» What you are asked to do
Go through the records underneath and write each one out again exactly.

Records from a data source:

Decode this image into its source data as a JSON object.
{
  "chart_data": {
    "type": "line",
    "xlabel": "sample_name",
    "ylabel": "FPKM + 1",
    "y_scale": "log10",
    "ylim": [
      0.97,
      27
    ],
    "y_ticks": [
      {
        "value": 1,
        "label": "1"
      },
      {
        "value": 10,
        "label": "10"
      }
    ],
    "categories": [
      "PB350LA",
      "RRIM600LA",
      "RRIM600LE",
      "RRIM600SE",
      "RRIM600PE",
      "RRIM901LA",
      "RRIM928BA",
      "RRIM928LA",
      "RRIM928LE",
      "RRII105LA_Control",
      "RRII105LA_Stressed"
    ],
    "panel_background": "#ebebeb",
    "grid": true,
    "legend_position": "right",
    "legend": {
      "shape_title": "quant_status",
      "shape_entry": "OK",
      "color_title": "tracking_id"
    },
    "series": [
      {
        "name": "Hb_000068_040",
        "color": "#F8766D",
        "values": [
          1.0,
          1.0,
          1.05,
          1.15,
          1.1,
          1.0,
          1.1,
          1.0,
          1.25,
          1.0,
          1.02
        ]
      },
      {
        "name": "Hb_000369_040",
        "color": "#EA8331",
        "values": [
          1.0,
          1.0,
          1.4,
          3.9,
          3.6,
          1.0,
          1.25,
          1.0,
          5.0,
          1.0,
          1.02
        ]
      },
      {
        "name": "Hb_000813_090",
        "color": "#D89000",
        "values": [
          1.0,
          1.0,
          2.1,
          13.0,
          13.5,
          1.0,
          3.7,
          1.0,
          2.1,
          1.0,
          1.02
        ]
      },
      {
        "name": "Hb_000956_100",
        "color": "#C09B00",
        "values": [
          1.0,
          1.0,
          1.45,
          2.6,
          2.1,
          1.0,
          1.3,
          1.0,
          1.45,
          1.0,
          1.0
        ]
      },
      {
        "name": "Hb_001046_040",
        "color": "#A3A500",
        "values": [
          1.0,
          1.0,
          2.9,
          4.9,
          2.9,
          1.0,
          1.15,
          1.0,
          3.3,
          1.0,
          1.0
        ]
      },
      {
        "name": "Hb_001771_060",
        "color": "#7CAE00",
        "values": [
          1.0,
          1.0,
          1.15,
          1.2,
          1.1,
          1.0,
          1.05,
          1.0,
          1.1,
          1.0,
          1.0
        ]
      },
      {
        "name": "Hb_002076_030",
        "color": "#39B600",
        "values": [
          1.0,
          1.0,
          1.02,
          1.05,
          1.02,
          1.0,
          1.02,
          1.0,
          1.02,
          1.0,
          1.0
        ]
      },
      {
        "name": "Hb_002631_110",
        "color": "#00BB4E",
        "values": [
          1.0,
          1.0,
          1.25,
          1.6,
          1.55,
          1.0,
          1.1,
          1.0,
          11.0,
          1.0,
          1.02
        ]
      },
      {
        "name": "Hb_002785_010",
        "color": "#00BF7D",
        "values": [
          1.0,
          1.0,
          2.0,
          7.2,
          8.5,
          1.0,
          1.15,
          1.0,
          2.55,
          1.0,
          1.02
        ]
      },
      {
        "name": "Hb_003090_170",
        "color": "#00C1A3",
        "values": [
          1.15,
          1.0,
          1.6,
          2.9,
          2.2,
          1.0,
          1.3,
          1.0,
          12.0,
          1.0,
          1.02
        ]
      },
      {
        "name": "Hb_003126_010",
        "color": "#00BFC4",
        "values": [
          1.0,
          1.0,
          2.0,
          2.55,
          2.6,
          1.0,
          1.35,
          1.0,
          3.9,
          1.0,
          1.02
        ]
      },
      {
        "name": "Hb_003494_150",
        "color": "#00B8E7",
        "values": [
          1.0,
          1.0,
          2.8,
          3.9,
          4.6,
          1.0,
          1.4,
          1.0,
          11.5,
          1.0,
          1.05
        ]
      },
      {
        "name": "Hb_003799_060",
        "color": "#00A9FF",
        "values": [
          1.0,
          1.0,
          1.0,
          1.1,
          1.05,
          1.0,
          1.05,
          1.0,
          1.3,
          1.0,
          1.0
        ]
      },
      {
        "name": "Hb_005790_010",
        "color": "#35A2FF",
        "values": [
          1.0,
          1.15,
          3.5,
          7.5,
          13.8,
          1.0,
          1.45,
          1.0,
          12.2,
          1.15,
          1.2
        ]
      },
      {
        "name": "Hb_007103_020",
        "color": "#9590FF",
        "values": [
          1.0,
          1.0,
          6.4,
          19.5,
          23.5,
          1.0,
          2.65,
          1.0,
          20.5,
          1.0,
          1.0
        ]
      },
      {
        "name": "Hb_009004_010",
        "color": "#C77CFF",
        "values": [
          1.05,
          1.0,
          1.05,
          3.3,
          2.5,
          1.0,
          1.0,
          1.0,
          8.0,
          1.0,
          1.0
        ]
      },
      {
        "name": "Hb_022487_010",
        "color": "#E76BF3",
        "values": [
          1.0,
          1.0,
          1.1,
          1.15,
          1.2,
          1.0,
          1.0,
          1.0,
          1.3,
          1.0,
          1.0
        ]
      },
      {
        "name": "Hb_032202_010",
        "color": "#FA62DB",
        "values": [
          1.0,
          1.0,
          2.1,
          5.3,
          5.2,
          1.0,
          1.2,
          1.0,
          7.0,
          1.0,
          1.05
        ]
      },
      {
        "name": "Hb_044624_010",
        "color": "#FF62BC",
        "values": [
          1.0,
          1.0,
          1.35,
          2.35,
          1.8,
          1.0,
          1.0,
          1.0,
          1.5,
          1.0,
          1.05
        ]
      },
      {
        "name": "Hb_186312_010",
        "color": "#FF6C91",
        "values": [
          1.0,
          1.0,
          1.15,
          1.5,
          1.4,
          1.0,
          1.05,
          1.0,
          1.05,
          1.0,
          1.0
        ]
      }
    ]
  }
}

» Solved exercise
Decode this image into its source data as a JSON object.
{
  "chart_data": {
    "type": "line",
    "xlabel": "sample_name",
    "ylabel": "FPKM + 1",
    "y_scale": "log10",
    "ylim": [
      0.97,
      27
    ],
    "y_ticks": [
      {
        "value": 1,
        "label": "1"
      },
      {
        "value": 10,
        "label": "10"
      }
    ],
    "categories": [
      "PB350LA",
      "RRIM600LA",
      "RRIM600LE",
      "RRIM600SE",
      "RRIM600PE",
      "RRIM901LA",
      "RRIM928BA",
      "RRIM928LA",
      "RRIM928LE",
      "RRII105LA_Control",
      "RRII105LA_Stressed"
    ],
    "panel_background": "#ebebeb",
    "grid": true,
    "legend_position": "right",
    "legend": {
      "shape_title": "quant_status",
      "shape_entry": "OK",
      "color_title": "tracking_id"
    },
    "series": [
      {
        "name": "Hb_000068_040",
        "color": "#F8766D",
        "values": [
          1.0,
          1.0,
          1.05,
          1.15,
          1.1,
          1.0,
          1.1,
          1.0,
          1.25,
          1.0,
          1.02
        ]
      },
      {
        "name": "Hb_000369_040",
        "color": "#EA8331",
        "values": [
          1.0,
          1.0,
          1.4,
          3.9,
          3.6,
          1.0,
          1.25,
          1.0,
          5.0,
          1.0,
          1.02
        ]
      },
      {
        "name": "Hb_000813_090",
        "color": "#D89000",
        "values": [
          1.0,
          1.0,
          2.1,
          13.0,
          13.5,
          1.0,
          3.7,
          1.0,
          2.1,
          1.0,
          1.02
        ]
      },
      {
        "name": "Hb_000956_100",
        "color": "#C09B00",
        "values": [
          1.0,
          1.0,
          1.45,
          2.6,
          2.1,
          1.0,
          1.3,
          1.0,
          1.45,
          1.0,
          1.0
        ]
      },
      {
        "name": "Hb_001046_040",
        "color": "#A3A500",
        "values": [
          1.0,
          1.0,
          2.9,
          4.9,
          2.9,
          1.0,
          1.15,
          1.0,
          3.3,
          1.0,
          1.0
        ]
      },
      {
        "name": "Hb_001771_060",
        "color": "#7CAE00",
        "values": [
          1.0,
          1.0,
          1.15,
          1.2,
          1.1,
          1.0,
          1.05,
          1.0,
          1.1,
          1.0,
          1.0
        ]
      },
      {
        "name": "Hb_002076_030",
        "color": "#39B600",
        "values": [
          1.0,
          1.0,
          1.02,
          1.05,
          1.02,
          1.0,
          1.02,
          1.0,
          1.02,
          1.0,
          1.0
        ]
      },
      {
        "name": "Hb_002631_110",
        "color": "#00BB4E",
        "values": [
          1.0,
          1.0,
          1.25,
          1.6,
          1.55,
          1.0,
          1.1,
          1.0,
          11.0,
          1.0,
          1.02
        ]
      },
      {
        "name": "Hb_002785_010",
        "color": "#00BF7D",
        "values": [
          1.0,
          1.0,
          2.0,
          7.2,
          8.5,
          1.0,
          1.15,
          1.0,
          2.55,
          1.0,
          1.02
        ]
      },
      {
        "name": "Hb_003090_170",
        "color": "#00C1A3",
        "values": [
          1.15,
          1.0,
          1.6,
          2.9,
          2.2,
          1.0,
          1.3,
          1.0,
          12.0,
          1.0,
          1.02
        ]
      },
      {
        "name": "Hb_003126_010",
        "color": "#00BFC4",
        "values": [
          1.0,
          1.0,
          2.0,
          2.55,
          2.6,
          1.0,
          1.35,
          1.0,
          3.9,
          1.0,
          1.02
        ]
      },
      {
        "name": "Hb_003494_150",
        "color": "#00B8E7",
        "values": [
          1.0,
          1.0,
          2.8,
          3.9,
          4.6,
          1.0,
          1.4,
          1.0,
          11.5,
          1.0,
          1.05
        ]
      },
      {
        "name": "Hb_003799_060",
        "color": "#00A9FF",
        "values": [
          1.0,
          1.0,
          1.0,
          1.1,
          1.05,
          1.0,
          1.05,
          1.0,
          1.3,
          1.0,
          1.0
        ]
      },
      {
        "name": "Hb_005790_010",
        "color": "#35A2FF",
        "values": [
          1.0,
          1.15,
          3.5,
          7.5,
          13.8,
          1.0,
          1.45,
          1.0,
          12.2,
          1.15,
          1.2
        ]
      },
      {
        "name": "Hb_007103_020",
        "color": "#9590FF",
        "values": [
          1.0,
          1.0,
          6.4,
          19.5,
          23.5,
          1.0,
          2.65,
          1.0,
          20.5,
          1.0,
          1.0
        ]
      },
      {
        "name": "Hb_009004_010",
        "color": "#C77CFF",
        "values": [
          1.05,
          1.0,
          1.05,
          3.3,
          2.5,
          1.0,
          1.0,
          1.0,
          8.0,
          1.0,
          1.0
        ]
      },
      {
        "name": "Hb_022487_010",
        "color": "#E76BF3",
        "values": [
          1.0,
          1.0,
          1.1,
          1.15,
          1.2,
          1.0,
          1.0,
          1.0,
          1.3,
          1.0,
          1.0
        ]
      },
      {
        "name": "Hb_032202_010",
        "color": "#FA62DB",
        "values": [
          1.0,
          1.0,
          2.1,
          5.3,
          5.2,
          1.0,
          1.2,
          1.0,
          7.0,
          1.0,
          1.05
        ]
      },
      {
        "name": "Hb_044624_010",
        "color": "#FF62BC",
        "values": [
          1.0,
          1.0,
          1.35,
          2.35,
          1.8,
          1.0,
          1.0,
          1.0,
          1.5,
          1.0,
          1.05
        ]
      },
      {
        "name": "Hb_186312_010",
        "color": "#FF6C91",
        "values": [
          1.0,
          1.0,
          1.15,
          1.5,
          1.4,
          1.0,
          1.05,
          1.0,
          1.05,
          1.0,
          1.0
        ]
      }
    ]
  }
}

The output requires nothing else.